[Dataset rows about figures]
::::::::::
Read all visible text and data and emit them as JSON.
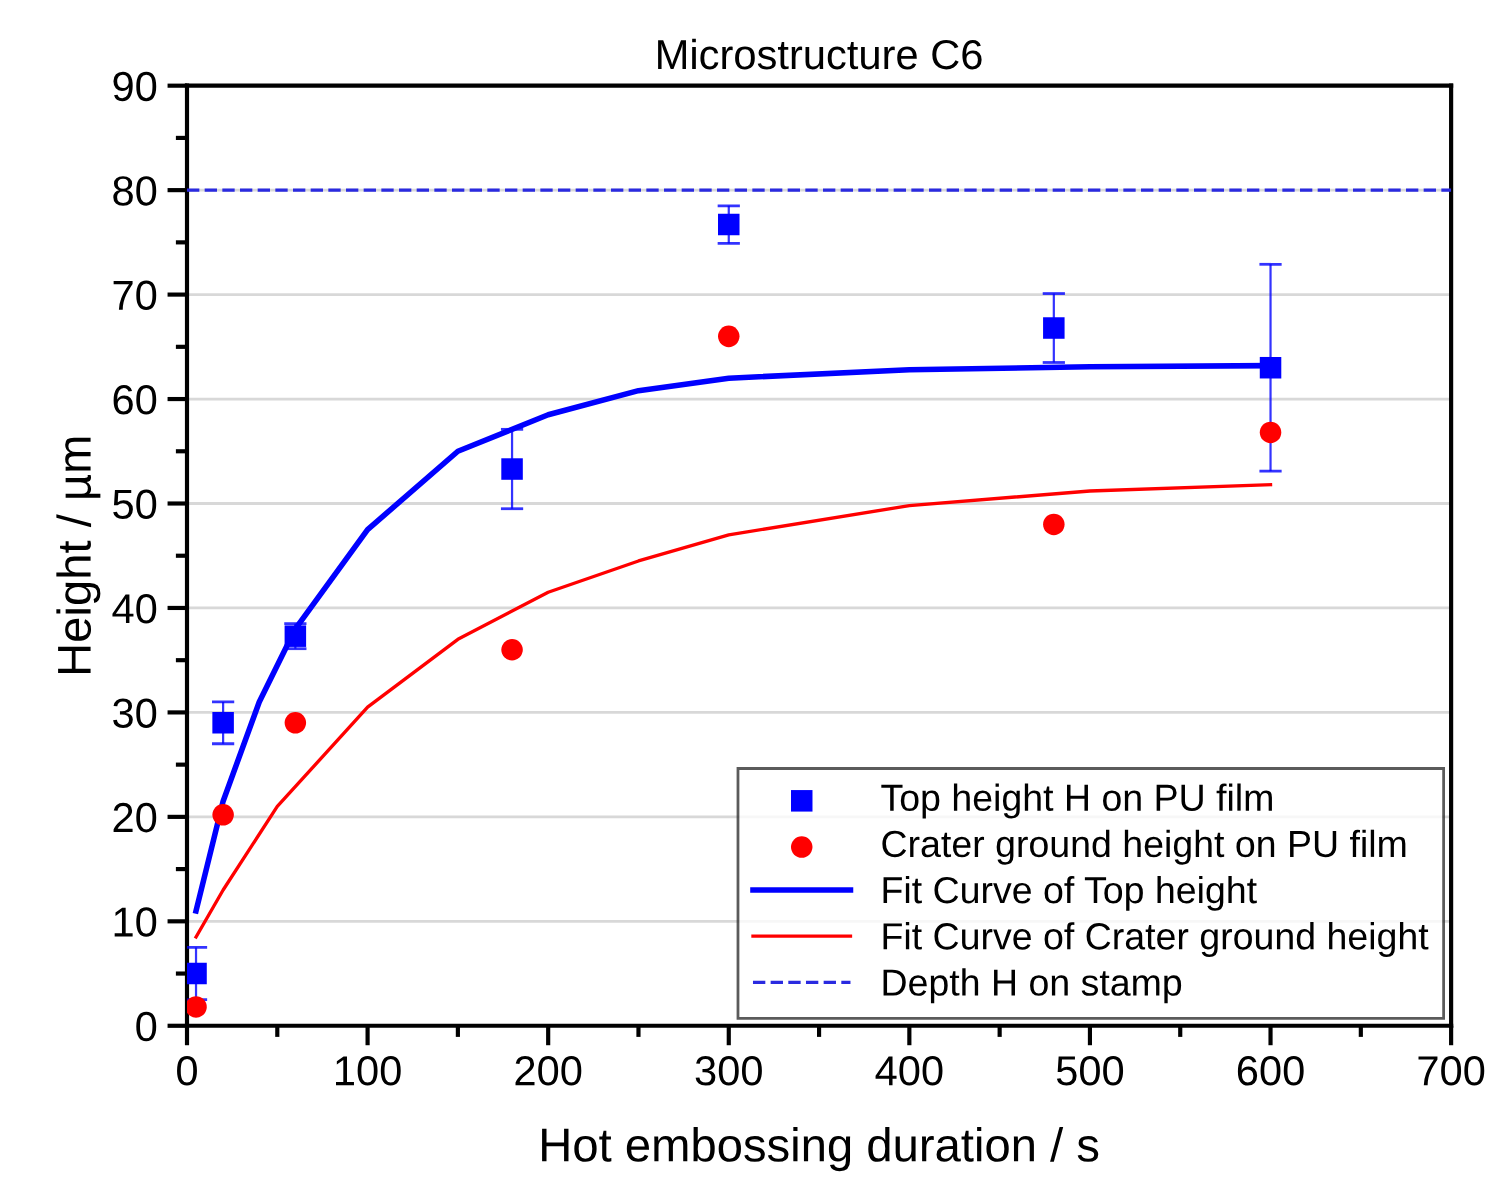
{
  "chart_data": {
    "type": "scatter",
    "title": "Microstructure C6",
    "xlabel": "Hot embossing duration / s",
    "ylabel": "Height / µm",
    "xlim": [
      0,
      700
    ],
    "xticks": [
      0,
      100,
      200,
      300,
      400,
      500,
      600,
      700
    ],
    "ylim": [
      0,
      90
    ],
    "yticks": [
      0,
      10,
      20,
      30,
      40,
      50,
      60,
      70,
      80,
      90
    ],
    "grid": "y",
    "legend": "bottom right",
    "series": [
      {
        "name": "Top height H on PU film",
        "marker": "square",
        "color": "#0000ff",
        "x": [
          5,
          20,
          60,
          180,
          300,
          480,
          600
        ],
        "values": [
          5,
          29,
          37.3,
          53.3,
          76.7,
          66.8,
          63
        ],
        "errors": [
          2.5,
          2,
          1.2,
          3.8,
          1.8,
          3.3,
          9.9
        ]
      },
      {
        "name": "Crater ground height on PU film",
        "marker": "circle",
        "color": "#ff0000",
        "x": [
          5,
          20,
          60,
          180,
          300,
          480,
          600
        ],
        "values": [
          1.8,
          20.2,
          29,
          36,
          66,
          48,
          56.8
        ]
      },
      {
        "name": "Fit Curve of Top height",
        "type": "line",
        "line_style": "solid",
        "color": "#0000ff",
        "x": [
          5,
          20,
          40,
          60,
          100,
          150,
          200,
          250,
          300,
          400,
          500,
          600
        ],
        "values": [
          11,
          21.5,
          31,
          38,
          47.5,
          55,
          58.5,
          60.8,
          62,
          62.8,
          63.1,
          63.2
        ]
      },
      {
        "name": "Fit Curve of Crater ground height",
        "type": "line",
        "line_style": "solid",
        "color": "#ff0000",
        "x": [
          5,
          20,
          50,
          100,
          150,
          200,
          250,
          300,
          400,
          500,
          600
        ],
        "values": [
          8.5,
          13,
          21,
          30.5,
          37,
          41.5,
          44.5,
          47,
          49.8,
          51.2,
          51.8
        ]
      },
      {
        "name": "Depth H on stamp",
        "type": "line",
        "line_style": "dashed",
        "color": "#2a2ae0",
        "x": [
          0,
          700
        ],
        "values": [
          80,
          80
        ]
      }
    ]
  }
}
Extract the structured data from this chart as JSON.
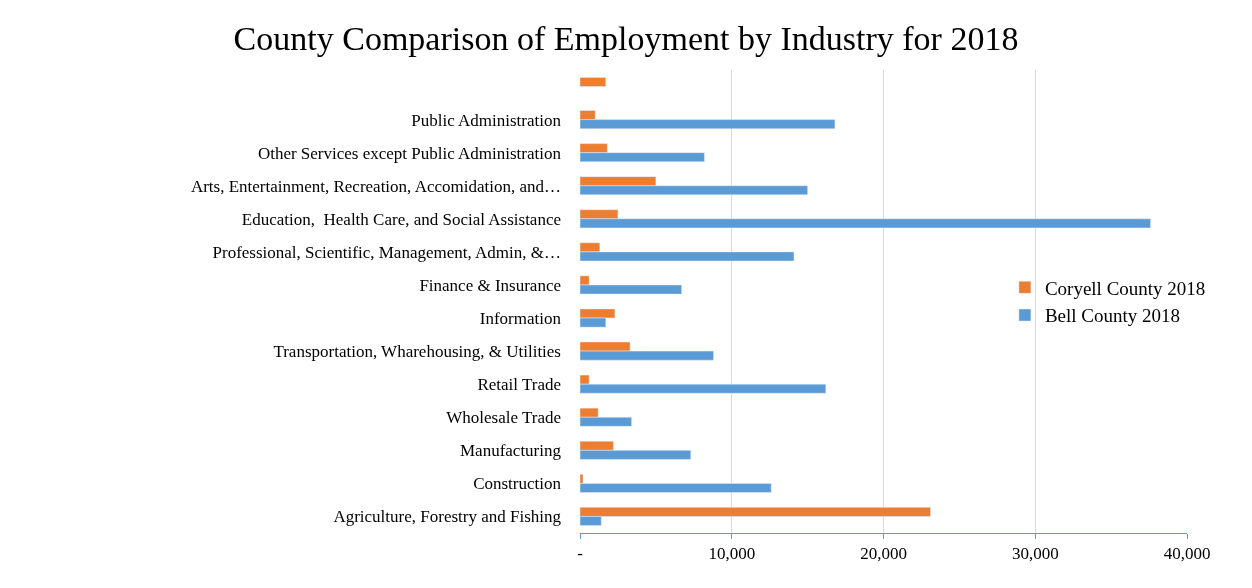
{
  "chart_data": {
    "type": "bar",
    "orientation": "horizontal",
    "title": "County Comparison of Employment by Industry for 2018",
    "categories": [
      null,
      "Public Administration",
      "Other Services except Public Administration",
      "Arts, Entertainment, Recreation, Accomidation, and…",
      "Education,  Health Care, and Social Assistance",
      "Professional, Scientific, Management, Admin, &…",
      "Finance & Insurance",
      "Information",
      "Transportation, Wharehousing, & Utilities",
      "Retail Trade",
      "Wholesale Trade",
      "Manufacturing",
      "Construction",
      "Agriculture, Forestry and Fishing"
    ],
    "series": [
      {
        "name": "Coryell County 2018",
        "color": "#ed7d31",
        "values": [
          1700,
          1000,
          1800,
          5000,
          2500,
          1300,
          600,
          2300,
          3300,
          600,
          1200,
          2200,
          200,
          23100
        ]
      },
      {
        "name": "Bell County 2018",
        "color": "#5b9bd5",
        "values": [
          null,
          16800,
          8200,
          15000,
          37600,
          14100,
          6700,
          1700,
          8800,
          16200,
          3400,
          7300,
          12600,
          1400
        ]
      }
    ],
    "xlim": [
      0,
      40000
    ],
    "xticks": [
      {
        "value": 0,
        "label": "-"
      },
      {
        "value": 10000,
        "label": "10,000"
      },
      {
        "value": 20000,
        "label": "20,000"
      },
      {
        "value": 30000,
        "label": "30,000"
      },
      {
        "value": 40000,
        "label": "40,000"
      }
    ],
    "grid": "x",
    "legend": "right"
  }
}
::::::::::
◆ REQUIREMENTS
Scan the lines for the string "Administration". Pick out every line that has it.

◆ THE RESPONSE
      "Public Administration",
      "Other Services except Public Administration",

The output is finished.